Find the lines with "Plebe" in them and copy them out.

***

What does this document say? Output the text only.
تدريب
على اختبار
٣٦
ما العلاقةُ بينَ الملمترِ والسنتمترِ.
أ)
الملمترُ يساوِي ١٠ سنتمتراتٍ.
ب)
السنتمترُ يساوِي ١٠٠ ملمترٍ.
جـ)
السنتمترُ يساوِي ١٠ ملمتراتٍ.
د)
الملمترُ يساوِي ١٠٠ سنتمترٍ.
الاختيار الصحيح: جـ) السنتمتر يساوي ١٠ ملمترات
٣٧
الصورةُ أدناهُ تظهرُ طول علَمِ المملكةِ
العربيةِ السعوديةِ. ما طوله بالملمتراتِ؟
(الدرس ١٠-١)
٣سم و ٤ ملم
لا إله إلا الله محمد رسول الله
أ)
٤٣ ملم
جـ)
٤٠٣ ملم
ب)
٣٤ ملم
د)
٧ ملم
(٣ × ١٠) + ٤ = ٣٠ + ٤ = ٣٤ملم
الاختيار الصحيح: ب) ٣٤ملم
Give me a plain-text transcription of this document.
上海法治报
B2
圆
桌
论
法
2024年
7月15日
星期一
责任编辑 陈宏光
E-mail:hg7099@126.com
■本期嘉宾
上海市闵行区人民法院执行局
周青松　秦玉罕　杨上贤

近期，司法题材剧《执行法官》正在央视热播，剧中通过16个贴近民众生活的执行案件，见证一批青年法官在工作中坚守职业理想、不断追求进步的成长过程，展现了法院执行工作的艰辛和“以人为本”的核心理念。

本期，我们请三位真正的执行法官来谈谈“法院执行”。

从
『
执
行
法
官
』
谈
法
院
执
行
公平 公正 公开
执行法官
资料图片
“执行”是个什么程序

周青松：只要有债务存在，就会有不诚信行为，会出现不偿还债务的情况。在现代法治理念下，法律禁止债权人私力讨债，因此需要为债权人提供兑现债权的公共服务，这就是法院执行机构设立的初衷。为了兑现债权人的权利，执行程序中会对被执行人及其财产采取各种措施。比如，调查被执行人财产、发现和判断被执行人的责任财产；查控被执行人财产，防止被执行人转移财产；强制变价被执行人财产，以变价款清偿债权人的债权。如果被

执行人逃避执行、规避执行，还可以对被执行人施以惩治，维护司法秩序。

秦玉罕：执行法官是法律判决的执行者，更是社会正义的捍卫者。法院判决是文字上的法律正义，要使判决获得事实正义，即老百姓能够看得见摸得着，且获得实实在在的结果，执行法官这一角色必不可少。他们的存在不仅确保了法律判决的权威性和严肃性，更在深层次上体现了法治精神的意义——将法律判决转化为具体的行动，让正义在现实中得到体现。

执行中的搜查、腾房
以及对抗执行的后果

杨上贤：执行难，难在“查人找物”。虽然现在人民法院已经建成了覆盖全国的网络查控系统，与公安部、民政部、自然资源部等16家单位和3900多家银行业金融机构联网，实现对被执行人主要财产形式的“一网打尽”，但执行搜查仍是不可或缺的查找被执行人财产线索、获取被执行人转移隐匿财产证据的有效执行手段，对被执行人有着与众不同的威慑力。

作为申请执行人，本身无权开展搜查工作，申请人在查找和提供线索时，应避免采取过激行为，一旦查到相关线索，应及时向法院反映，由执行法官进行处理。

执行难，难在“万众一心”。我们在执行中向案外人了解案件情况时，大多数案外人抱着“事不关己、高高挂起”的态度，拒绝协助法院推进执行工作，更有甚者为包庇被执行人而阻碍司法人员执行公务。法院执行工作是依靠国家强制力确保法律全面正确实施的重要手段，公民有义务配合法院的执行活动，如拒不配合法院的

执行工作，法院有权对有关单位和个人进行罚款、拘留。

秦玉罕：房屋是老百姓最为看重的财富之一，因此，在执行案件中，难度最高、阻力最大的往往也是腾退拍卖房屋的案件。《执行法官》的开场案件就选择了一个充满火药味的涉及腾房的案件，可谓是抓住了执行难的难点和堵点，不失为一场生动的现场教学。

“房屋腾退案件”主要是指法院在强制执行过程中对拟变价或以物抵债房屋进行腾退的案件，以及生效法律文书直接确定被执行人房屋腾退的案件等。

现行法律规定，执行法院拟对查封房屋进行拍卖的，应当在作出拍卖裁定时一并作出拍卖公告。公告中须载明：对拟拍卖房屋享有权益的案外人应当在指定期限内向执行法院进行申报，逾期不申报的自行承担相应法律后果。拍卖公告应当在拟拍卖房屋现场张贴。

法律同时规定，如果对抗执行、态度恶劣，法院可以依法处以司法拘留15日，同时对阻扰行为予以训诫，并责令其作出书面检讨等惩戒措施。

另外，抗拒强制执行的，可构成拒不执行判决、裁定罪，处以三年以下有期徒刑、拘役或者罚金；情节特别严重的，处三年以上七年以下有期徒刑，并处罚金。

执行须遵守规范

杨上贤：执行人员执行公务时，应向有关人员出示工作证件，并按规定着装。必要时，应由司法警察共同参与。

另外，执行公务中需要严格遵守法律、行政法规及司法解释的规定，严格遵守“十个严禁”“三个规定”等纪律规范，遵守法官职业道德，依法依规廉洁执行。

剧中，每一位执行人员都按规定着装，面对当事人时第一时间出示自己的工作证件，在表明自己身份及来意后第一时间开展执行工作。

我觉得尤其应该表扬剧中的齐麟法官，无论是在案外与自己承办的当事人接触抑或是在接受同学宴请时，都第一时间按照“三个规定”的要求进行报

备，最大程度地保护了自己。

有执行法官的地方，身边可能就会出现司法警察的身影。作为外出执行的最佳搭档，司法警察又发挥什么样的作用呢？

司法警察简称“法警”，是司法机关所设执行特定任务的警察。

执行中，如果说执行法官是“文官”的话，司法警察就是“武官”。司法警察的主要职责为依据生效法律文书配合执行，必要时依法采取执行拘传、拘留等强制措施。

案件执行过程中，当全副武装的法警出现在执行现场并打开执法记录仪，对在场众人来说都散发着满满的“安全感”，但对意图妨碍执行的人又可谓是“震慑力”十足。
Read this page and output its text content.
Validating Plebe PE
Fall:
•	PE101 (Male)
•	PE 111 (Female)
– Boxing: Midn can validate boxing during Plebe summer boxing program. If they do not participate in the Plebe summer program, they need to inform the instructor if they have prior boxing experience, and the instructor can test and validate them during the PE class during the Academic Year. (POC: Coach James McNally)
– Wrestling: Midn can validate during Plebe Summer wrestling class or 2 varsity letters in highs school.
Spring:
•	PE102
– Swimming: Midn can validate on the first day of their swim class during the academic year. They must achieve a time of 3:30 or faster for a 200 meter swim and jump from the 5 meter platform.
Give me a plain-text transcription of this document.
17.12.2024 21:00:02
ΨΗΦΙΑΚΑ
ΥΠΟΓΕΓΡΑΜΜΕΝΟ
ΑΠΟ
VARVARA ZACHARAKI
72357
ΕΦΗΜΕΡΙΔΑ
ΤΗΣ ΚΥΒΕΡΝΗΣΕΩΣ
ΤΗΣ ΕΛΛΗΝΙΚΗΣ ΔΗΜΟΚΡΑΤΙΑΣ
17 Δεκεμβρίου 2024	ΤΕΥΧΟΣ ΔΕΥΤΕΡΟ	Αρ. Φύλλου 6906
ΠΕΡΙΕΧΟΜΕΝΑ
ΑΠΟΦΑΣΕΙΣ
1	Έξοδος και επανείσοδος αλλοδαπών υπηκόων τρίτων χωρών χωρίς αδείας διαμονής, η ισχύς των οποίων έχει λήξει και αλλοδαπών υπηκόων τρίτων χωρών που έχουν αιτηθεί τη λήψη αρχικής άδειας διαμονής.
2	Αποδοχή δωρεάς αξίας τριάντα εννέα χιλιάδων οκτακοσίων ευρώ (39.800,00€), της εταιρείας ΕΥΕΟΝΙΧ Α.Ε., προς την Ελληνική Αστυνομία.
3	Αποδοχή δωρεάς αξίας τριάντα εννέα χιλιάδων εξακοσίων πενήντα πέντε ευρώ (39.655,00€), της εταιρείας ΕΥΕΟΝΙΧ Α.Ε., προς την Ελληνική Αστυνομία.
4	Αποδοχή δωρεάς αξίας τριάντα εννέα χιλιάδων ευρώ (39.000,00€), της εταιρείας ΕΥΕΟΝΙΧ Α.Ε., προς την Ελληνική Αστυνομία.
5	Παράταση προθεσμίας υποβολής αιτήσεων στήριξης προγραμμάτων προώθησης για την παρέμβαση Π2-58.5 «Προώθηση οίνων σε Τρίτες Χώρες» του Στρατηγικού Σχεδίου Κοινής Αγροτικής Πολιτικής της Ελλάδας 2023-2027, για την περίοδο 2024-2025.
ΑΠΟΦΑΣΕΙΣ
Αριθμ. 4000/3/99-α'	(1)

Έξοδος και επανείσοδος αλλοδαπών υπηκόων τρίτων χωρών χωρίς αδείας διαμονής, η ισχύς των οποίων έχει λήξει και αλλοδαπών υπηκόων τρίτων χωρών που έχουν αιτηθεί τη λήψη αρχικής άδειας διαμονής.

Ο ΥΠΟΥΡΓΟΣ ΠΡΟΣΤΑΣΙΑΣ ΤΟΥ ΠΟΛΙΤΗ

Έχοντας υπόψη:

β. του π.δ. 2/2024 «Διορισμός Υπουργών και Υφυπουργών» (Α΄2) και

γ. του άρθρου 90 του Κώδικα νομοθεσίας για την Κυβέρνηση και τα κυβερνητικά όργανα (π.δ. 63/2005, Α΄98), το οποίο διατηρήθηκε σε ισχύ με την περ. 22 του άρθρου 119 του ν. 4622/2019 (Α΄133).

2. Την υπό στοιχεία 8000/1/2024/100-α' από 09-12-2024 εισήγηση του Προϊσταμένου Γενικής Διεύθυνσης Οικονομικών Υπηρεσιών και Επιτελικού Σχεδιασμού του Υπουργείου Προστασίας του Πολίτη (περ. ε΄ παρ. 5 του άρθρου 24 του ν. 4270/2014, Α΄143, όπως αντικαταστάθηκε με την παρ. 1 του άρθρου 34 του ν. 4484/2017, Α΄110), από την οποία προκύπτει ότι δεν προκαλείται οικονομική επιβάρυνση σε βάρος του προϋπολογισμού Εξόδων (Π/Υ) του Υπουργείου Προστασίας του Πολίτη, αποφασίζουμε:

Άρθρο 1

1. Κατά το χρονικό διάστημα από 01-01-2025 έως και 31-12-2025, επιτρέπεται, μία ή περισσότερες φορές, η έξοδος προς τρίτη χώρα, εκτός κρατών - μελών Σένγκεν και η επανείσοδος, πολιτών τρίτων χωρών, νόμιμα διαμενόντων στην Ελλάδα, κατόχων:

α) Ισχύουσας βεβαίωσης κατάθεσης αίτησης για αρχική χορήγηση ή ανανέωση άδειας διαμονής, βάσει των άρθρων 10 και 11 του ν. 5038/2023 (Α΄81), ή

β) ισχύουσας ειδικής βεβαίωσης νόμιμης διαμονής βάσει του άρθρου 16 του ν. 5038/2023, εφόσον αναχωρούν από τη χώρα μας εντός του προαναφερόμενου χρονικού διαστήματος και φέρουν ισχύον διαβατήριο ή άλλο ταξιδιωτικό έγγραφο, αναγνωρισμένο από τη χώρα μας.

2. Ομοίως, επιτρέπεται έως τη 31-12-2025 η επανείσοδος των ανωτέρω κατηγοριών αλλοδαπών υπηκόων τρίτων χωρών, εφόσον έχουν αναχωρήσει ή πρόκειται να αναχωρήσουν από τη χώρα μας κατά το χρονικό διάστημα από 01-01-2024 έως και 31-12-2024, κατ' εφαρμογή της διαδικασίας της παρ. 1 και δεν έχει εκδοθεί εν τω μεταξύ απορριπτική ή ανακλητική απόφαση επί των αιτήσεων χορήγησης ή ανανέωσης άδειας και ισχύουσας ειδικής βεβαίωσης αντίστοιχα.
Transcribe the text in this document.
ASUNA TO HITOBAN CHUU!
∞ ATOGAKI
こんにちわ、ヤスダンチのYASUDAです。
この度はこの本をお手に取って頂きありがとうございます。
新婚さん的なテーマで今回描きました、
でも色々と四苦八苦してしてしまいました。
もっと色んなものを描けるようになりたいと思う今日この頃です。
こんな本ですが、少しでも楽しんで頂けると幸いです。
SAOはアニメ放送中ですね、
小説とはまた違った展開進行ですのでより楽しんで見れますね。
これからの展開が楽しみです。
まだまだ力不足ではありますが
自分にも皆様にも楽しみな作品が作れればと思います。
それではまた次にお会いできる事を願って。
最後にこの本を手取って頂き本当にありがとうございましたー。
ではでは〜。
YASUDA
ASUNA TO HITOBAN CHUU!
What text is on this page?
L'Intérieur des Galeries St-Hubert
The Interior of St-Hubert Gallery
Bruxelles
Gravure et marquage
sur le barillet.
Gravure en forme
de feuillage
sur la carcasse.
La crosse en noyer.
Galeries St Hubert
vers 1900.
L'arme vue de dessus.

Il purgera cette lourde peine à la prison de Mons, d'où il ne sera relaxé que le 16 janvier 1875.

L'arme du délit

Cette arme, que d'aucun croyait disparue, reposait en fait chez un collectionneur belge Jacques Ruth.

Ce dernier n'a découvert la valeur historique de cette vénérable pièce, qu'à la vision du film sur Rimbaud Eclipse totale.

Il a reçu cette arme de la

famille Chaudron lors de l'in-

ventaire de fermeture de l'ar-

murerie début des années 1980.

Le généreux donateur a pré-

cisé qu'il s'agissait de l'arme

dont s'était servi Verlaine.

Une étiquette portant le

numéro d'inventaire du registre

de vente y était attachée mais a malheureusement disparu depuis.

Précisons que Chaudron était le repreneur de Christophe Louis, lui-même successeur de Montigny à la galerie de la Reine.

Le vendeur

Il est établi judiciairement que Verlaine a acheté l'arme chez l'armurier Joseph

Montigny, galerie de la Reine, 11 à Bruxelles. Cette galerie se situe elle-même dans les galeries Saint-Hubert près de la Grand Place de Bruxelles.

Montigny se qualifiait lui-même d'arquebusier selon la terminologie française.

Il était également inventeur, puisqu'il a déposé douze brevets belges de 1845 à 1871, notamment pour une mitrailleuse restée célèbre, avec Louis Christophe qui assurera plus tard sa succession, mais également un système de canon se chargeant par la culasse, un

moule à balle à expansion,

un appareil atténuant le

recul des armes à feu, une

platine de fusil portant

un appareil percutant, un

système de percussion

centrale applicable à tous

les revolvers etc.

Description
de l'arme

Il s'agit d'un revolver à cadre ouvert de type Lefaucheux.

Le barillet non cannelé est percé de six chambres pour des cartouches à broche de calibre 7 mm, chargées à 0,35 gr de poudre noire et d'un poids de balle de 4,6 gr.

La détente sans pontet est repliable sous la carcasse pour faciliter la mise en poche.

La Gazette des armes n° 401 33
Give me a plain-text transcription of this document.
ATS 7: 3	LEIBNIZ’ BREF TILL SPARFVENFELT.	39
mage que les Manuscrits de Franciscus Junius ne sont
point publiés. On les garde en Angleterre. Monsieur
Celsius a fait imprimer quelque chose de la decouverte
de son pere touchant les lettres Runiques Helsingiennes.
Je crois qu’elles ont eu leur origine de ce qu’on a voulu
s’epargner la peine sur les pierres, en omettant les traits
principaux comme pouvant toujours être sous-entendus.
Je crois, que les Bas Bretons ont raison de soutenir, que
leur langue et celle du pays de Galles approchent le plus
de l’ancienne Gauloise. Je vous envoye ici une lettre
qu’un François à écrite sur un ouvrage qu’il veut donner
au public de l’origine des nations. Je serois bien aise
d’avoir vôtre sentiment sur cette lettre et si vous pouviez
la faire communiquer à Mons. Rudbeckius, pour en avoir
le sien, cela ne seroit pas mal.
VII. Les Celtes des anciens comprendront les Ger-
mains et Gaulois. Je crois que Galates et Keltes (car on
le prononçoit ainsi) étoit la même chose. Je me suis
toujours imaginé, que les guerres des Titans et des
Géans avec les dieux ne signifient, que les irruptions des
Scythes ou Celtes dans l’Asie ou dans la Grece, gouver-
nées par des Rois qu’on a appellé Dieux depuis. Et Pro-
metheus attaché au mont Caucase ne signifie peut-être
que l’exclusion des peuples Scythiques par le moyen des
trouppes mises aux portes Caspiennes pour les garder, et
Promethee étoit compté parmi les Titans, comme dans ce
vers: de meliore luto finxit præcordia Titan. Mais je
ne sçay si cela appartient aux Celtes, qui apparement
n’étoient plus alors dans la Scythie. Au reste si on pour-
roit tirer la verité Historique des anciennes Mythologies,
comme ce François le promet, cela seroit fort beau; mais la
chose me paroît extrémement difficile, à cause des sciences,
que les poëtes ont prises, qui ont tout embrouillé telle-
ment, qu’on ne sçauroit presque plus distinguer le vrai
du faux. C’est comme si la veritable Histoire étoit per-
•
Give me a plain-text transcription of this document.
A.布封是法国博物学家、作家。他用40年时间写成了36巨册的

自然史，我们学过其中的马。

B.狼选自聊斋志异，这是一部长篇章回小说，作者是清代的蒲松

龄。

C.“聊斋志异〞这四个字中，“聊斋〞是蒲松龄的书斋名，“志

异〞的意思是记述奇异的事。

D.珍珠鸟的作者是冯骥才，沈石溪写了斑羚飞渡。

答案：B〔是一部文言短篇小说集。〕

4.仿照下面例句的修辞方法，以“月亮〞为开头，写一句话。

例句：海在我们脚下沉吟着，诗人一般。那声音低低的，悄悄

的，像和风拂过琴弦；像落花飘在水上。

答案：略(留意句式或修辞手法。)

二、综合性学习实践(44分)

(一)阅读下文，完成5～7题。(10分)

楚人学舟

***

#### WRITTEN SOLUTION:
Validating Plebe PE
– Boxing: Midn can validate boxing during Plebe summer boxing program. If they do not participate in the Plebe summer program, they need to inform the instructor if they have prior boxing experience, and the instructor can test and validate them during the PE class during the Academic Year. (POC: Coach James McNally)
– Wrestling: Midn can validate during Plebe Summer wrestling class or 2 varsity letters in highs school.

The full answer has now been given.